* begin *

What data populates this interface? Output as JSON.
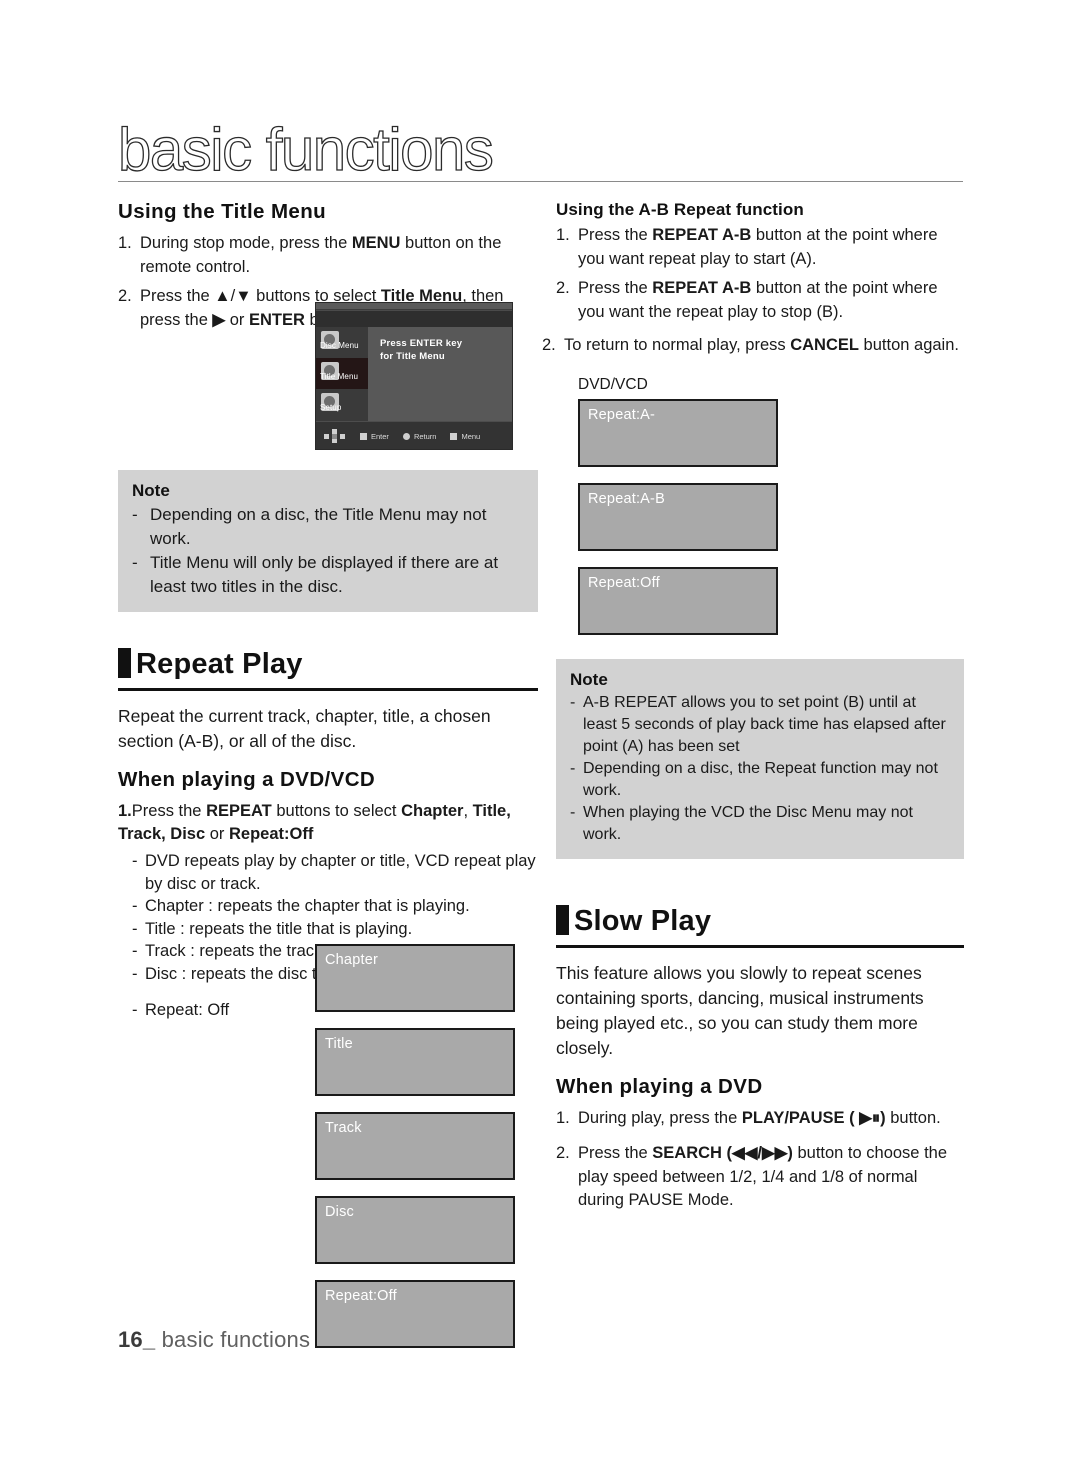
{
  "header": {
    "title": "basic functions"
  },
  "left": {
    "title_menu": {
      "heading": "Using the Title Menu",
      "steps": [
        {
          "num": "1.",
          "html": "During stop mode, press the <b>MENU</b> button on the remote control."
        },
        {
          "num": "2.",
          "html": "Press the <b>▲</b>/<b>▼</b> buttons to select <b>Title Menu</b>, then press the <b>▶</b> or <b>ENTER</b> button."
        }
      ]
    },
    "tv_screen": {
      "title_bar": "",
      "menu_items": [
        {
          "label": "Disc Menu",
          "icon": "disc-menu-icon",
          "selected": false
        },
        {
          "label": "Title Menu",
          "icon": "title-menu-icon",
          "selected": true
        },
        {
          "label": "Setup",
          "icon": "setup-icon",
          "selected": false
        }
      ],
      "main_text_line1": "Press ENTER key",
      "main_text_line2": "for Title Menu",
      "hints": [
        {
          "label": "Enter",
          "icon": "square-bullet"
        },
        {
          "label": "Return",
          "icon": "round-bullet"
        },
        {
          "label": "Menu",
          "icon": "square-bullet"
        }
      ]
    },
    "note": {
      "title": "Note",
      "items": [
        "Depending on a disc, the Title Menu may not work.",
        "Title Menu will only be displayed if there are at least two titles in the disc."
      ]
    },
    "repeat_play": {
      "heading": "Repeat Play",
      "intro": "Repeat the current track, chapter, title, a chosen section (A-B), or all of the disc.",
      "sub_heading": "When playing a DVD/VCD",
      "step1_html": "<b>1.</b>Press the <b>REPEAT</b> buttons to select <b>Chapter</b>, <b>Title, Track, Disc</b> or <b>Repeat:Off</b>",
      "bullets": [
        "DVD repeats play by chapter or title, VCD repeat play by disc or track.",
        "Chapter : repeats the chapter that is playing.",
        "Title : repeats the title that is playing.",
        "Track : repeats the track that is playing.",
        "Disc : repeats the disc that is playing.",
        "Repeat: Off"
      ],
      "osd_boxes": [
        {
          "text": "Chapter"
        },
        {
          "text": "Title"
        },
        {
          "text": "Track"
        },
        {
          "text": "Disc"
        },
        {
          "text": "Repeat:Off"
        }
      ]
    }
  },
  "right": {
    "ab_repeat": {
      "heading": "Using the A-B Repeat function",
      "steps": [
        {
          "num": "1.",
          "html": "Press the <b>REPEAT A-B</b> button at the point where you want repeat play to start (A)."
        },
        {
          "num": "2.",
          "html": "Press the <b>REPEAT A-B</b> button at the point where you want the repeat play to stop (B)."
        }
      ],
      "final_step": {
        "num": "2.",
        "html": "To return to normal play, press <b>CANCEL</b> button again."
      },
      "osd_label": "DVD/VCD",
      "osd_boxes": [
        {
          "text": "Repeat:A-"
        },
        {
          "text": "Repeat:A-B"
        },
        {
          "text": "Repeat:Off"
        }
      ]
    },
    "note": {
      "title": "Note",
      "items": [
        "A-B REPEAT allows you to set point (B) until at least 5 seconds of play back time has elapsed after point (A) has been set",
        "Depending on a disc, the Repeat function may not work.",
        "When playing the VCD the Disc Menu may not work."
      ]
    },
    "slow_play": {
      "heading": "Slow Play",
      "intro": "This feature allows you slowly to repeat scenes containing sports, dancing, musical instruments being played etc., so you can study them more closely.",
      "sub_heading": "When playing a DVD",
      "steps": [
        {
          "num": "1.",
          "html": "During play, press the <b>PLAY/PAUSE (&nbsp;▶⏸)</b> button."
        },
        {
          "num": "2.",
          "html": "Press the <b>SEARCH (◀◀/▶▶)</b> button to choose the play speed between 1/2, 1/4 and 1/8 of normal during PAUSE Mode."
        }
      ]
    }
  },
  "footer": {
    "page_number": "16",
    "underscore": "_",
    "section": "basic functions"
  },
  "colors": {
    "note_bg": "#d2d2d2",
    "osd_bg": "#a9a9a9",
    "osd_border": "#1a1a1a",
    "text": "#1a1a1a",
    "footer_text": "#606060"
  }
}
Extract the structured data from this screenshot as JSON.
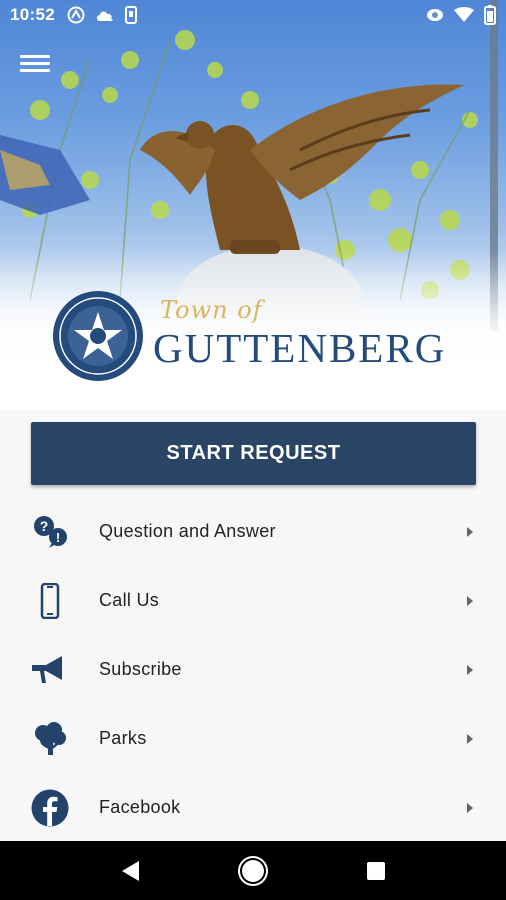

* end *

Check each line of the data above for the word "stop", then state how many lines have it. Give the number alone.

2